## What to do
Copy out each line of the listing that has the word "state" in it.

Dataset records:
___

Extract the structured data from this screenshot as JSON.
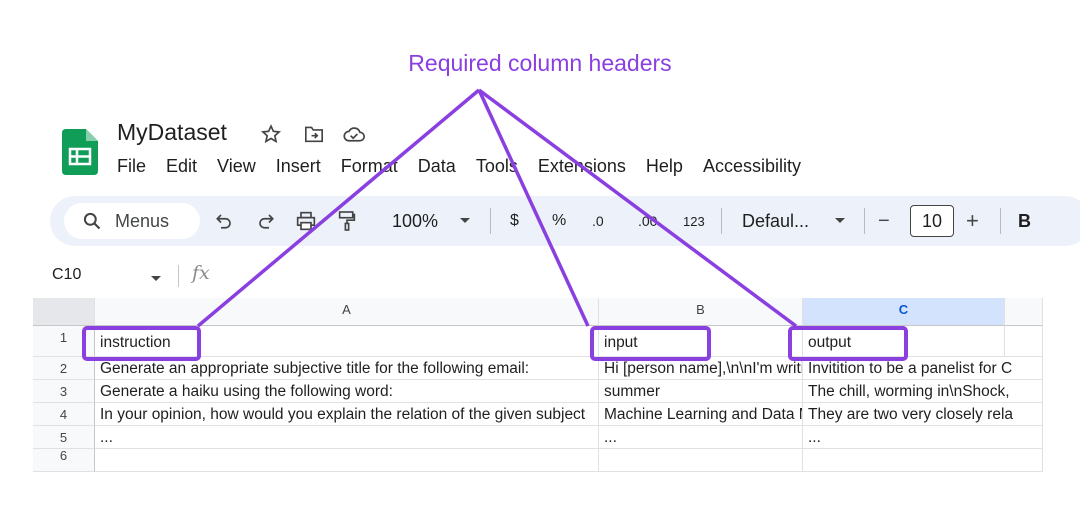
{
  "annotation": {
    "title": "Required column headers",
    "color": "#8a3fe0"
  },
  "app": {
    "doc_title": "MyDataset",
    "menu": [
      "File",
      "Edit",
      "View",
      "Insert",
      "Format",
      "Data",
      "Tools",
      "Extensions",
      "Help",
      "Accessibility"
    ],
    "brand_color": "#0f9d58"
  },
  "toolbar": {
    "menus_label": "Menus",
    "zoom": "100%",
    "currency": "$",
    "percent": "%",
    "dec_decrease": ".0",
    "dec_increase": ".00",
    "number_format": "123",
    "font": "Defaul...",
    "minus": "−",
    "font_size": "10",
    "plus": "+",
    "bold": "B"
  },
  "formula_bar": {
    "cell_ref": "C10",
    "fx": "fx"
  },
  "sheet": {
    "selected_column": "C",
    "columns": [
      "A",
      "B",
      "C"
    ],
    "row_numbers": [
      "1",
      "2",
      "3",
      "4",
      "5",
      "6"
    ],
    "rows": [
      [
        "instruction",
        "input",
        "output"
      ],
      [
        "Generate an appropriate subjective title for the following email:",
        "Hi [person name],\\n\\nI'm writing",
        "Invitition to be a panelist for C"
      ],
      [
        "Generate a haiku using the following word:",
        "summer",
        "The chill, worming in\\nShock,"
      ],
      [
        "In your opinion, how would you explain the relation of the given subject",
        "Machine Learning and Data Mining",
        "They are two very closely rela"
      ],
      [
        "...",
        "...",
        "..."
      ]
    ]
  }
}
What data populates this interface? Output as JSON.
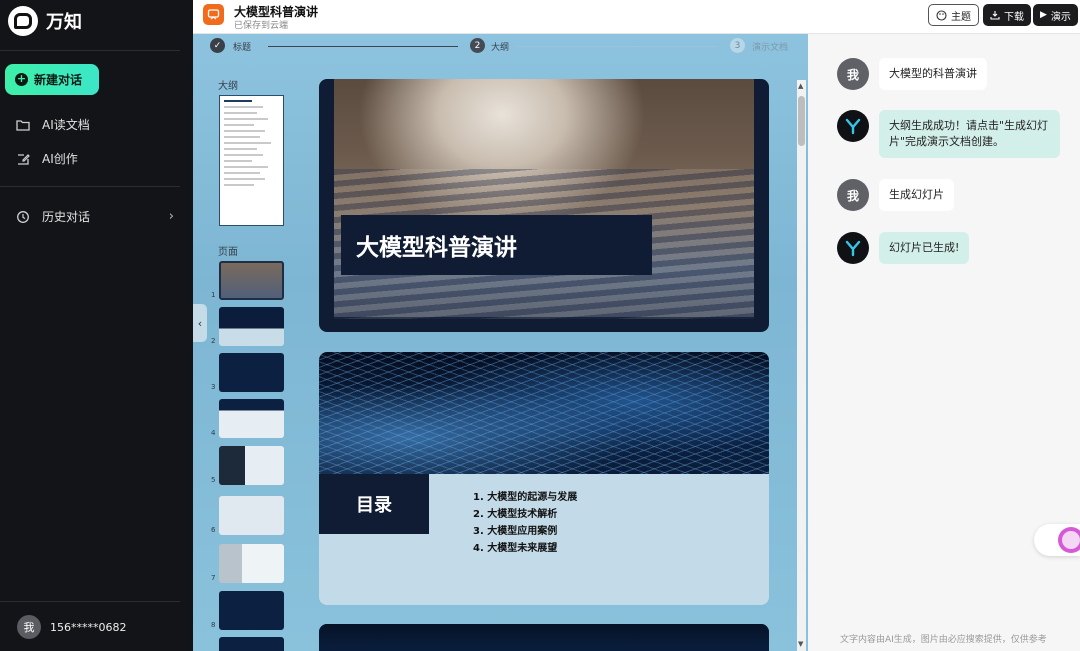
{
  "sidebar": {
    "brand": "万知",
    "new_chat": "新建对话",
    "items": [
      {
        "label": "AI读文档",
        "icon": "folder-icon"
      },
      {
        "label": "AI创作",
        "icon": "edit-icon"
      },
      {
        "label": "历史对话",
        "icon": "history-icon"
      }
    ],
    "user": {
      "avatar": "我",
      "name": "156*****0682"
    }
  },
  "header": {
    "title": "大模型科普演讲",
    "subtitle": "已保存到云端",
    "buttons": {
      "theme": "主题",
      "download": "下载",
      "present": "演示"
    }
  },
  "steps": [
    {
      "num": "✓",
      "label": "标题",
      "state": "done"
    },
    {
      "num": "2",
      "label": "大纲",
      "state": "current"
    },
    {
      "num": "3",
      "label": "演示文档",
      "state": "pending"
    }
  ],
  "panels": {
    "outline": "大纲",
    "pages": "页面"
  },
  "thumbnails": [
    "1",
    "2",
    "3",
    "4",
    "5",
    "6",
    "7",
    "8"
  ],
  "slides": {
    "slide1_title": "大模型科普演讲",
    "slide2_heading": "目录",
    "toc": [
      "1.  大模型的起源与发展",
      "2.  大模型技术解析",
      "3.  大模型应用案例",
      "4.  大模型未来展望"
    ]
  },
  "chat": {
    "messages": [
      {
        "from": "me",
        "avatar": "我",
        "text": "大模型的科普演讲"
      },
      {
        "from": "bot",
        "text": "大纲生成成功！请点击\"生成幻灯片\"完成演示文档创建。"
      },
      {
        "from": "me",
        "avatar": "我",
        "text": "生成幻灯片"
      },
      {
        "from": "bot",
        "text": "幻灯片已生成!"
      }
    ],
    "footnote": "文字内容由AI生成，图片由必应搜索提供，仅供参考"
  },
  "colors": {
    "accent": "#3df0a8",
    "sidebar_bg": "#131417",
    "doc_icon": "#f26b1d",
    "bot_bubble": "#d3efe9"
  }
}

___

## Problem solution
      "state": "done"
      "state": "current"
      "state": "pending"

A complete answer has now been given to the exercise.